What needs to be done:
Look for "Give me the" in the listing below, then copy exactly the line it appears in and all lines after it to the end, and nothing more.
---- Listed entries
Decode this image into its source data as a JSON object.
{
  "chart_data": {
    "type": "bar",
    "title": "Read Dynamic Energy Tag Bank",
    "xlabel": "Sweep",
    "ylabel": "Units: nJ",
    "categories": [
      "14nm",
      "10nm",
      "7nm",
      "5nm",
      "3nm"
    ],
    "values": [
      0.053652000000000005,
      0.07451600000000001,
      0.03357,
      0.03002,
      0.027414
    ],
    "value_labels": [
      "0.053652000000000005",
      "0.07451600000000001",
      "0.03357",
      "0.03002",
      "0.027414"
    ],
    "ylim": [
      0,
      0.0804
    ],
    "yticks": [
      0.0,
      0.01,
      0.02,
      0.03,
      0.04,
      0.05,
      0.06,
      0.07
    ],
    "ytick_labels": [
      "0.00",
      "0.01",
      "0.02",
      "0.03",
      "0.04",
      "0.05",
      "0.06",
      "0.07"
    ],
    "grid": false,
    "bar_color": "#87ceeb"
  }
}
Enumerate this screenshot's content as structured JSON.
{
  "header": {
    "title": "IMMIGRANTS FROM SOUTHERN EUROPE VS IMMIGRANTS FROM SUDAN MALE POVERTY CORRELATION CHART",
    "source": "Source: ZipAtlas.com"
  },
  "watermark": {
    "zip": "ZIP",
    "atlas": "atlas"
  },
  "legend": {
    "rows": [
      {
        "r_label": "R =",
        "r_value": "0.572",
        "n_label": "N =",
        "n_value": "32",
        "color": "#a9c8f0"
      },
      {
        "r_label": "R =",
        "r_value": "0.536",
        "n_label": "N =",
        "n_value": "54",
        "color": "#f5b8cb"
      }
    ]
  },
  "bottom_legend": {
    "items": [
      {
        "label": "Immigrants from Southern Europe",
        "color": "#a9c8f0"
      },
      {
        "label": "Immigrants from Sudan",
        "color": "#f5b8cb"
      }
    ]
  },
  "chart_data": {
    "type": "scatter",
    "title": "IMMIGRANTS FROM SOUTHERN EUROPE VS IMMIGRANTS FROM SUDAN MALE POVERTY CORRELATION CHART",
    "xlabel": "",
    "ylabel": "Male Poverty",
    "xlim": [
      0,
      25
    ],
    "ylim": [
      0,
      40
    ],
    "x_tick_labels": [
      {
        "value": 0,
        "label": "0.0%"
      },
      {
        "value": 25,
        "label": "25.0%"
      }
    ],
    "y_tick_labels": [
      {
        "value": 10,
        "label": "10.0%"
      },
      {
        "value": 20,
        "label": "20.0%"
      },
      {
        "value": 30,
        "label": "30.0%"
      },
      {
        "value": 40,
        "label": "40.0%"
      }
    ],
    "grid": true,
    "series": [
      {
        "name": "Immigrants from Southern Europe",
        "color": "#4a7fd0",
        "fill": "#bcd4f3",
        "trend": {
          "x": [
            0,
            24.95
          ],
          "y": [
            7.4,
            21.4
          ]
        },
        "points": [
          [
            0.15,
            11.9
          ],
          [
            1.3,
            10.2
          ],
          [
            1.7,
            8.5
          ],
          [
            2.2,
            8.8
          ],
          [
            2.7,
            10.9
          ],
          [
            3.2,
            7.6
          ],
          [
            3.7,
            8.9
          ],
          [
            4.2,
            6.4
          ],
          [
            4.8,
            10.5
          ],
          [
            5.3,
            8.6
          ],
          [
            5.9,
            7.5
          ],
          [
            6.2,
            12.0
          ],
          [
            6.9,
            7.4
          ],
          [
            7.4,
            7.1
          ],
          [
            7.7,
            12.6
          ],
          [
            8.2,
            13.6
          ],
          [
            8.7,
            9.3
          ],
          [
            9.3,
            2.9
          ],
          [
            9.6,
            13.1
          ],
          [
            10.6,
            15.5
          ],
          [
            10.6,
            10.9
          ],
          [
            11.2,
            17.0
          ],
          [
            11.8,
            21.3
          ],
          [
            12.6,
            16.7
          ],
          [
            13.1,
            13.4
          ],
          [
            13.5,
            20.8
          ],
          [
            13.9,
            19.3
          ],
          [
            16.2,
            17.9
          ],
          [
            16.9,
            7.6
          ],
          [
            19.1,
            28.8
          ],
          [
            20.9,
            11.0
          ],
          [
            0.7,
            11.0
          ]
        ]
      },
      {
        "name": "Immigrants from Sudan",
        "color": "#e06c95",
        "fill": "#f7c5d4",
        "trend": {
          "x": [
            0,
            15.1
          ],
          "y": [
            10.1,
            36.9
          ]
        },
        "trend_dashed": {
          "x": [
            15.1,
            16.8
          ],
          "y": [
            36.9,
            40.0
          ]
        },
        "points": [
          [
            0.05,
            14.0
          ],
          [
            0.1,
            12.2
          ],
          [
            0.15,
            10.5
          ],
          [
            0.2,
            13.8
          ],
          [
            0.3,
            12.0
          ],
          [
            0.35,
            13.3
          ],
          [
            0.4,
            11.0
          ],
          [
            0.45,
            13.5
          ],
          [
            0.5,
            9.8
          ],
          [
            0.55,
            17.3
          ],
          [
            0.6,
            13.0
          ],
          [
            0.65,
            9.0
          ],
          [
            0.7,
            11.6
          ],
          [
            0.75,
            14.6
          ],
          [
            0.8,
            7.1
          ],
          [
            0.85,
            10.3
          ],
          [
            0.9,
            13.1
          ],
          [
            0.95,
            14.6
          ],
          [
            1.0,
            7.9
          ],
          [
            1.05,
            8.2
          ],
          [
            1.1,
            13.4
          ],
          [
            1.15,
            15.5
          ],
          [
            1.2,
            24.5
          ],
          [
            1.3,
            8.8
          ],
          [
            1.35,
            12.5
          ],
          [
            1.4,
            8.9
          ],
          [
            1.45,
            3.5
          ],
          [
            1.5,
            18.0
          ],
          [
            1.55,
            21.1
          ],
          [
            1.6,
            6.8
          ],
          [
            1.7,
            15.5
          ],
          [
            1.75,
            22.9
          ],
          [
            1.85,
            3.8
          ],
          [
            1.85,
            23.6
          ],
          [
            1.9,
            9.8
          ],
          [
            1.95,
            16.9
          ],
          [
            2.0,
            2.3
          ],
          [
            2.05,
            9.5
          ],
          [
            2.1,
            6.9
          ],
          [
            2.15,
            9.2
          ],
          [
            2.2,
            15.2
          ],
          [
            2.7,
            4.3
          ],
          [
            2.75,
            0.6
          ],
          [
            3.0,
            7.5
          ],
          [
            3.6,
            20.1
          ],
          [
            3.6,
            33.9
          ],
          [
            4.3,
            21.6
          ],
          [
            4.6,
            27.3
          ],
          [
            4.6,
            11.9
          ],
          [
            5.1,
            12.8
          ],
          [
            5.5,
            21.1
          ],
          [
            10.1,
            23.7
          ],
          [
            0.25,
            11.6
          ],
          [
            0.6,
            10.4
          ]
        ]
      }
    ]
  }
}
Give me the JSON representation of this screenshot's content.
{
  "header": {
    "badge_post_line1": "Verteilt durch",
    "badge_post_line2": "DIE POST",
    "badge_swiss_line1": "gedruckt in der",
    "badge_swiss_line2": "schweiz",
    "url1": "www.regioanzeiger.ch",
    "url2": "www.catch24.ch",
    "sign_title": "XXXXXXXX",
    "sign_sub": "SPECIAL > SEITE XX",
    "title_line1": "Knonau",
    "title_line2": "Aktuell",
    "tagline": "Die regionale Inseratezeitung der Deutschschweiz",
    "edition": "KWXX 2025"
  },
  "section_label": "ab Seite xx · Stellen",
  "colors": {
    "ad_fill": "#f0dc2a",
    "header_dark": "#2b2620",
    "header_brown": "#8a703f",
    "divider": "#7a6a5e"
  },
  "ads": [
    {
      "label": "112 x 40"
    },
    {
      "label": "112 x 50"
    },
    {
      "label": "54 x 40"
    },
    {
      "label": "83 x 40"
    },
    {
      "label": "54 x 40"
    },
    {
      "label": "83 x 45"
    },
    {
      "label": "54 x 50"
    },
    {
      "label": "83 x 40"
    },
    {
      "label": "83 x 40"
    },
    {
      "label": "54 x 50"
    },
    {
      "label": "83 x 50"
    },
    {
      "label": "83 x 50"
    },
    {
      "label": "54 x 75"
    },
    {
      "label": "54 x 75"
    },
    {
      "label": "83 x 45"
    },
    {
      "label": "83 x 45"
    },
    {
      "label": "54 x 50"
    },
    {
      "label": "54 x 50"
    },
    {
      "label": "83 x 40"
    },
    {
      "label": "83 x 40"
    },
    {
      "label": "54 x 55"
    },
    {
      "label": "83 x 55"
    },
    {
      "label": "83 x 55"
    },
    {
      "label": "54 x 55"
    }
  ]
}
--------
Solution to the exercise:
Give me the JSON representation of this screenshot's content.
{
  "header": {
    "badge_post_line1": "Verteilt durch",
    "badge_post_line2": "DIE POST",
    "badge_swiss_line1": "gedruckt in der",
    "badge_swiss_line2": "schweiz",
    "url1": "www.regioanzeiger.ch",
    "url2": "www.catch24.ch",
    "sign_title": "XXXXXXXX",
    "sign_sub": "SPECIAL > SEITE XX",
    "title_line1": "Knonau",
    "title_line2": "Aktuell",
    "tagline": "Die regionale Inseratezeitung der Deutschschweiz",
    "edition": "KWXX 2025"
  },
  "section_label": "ab Seite xx · Stellen",
  "colors": {
    "ad_fill": "#f0dc2a",
    "header_dark": "#2b2620",
    "header_brown": "#8a703f",
    "divider": "#7a6a5e"
  },
  "ads": [
    {
      "label": "112 x 40"
    },
    {
      "label": "112 x 50"
    },
    {
      "label": "54 x 40"
    },
    {
      "label": "83 x 40"
    },
    {
      "label": "54 x 40"
    },
    {
      "label": "83 x 45"
    },
    {
      "label": "54 x 50"
    },
    {
      "label": "83 x 40"
    },
    {
      "label": "83 x 40"
    },
    {
      "label": "54 x 50"
    },
    {
      "label": "83 x 50"
    },
    {
      "label": "83 x 50"
    },
    {
      "label": "54 x 75"
    },
    {
      "label": "54 x 75"
    },
    {
      "label": "83 x 45"
    },
    {
      "label": "83 x 45"
    },
    {
      "label": "54 x 50"
    },
    {
      "label": "54 x 50"
    },
    {
      "label": "83 x 40"
    },
    {
      "label": "83 x 40"
    },
    {
      "label": "54 x 55"
    },
    {
      "label": "83 x 55"
    },
    {
      "label": "83 x 55"
    },
    {
      "label": "54 x 55"
    }
  ]
}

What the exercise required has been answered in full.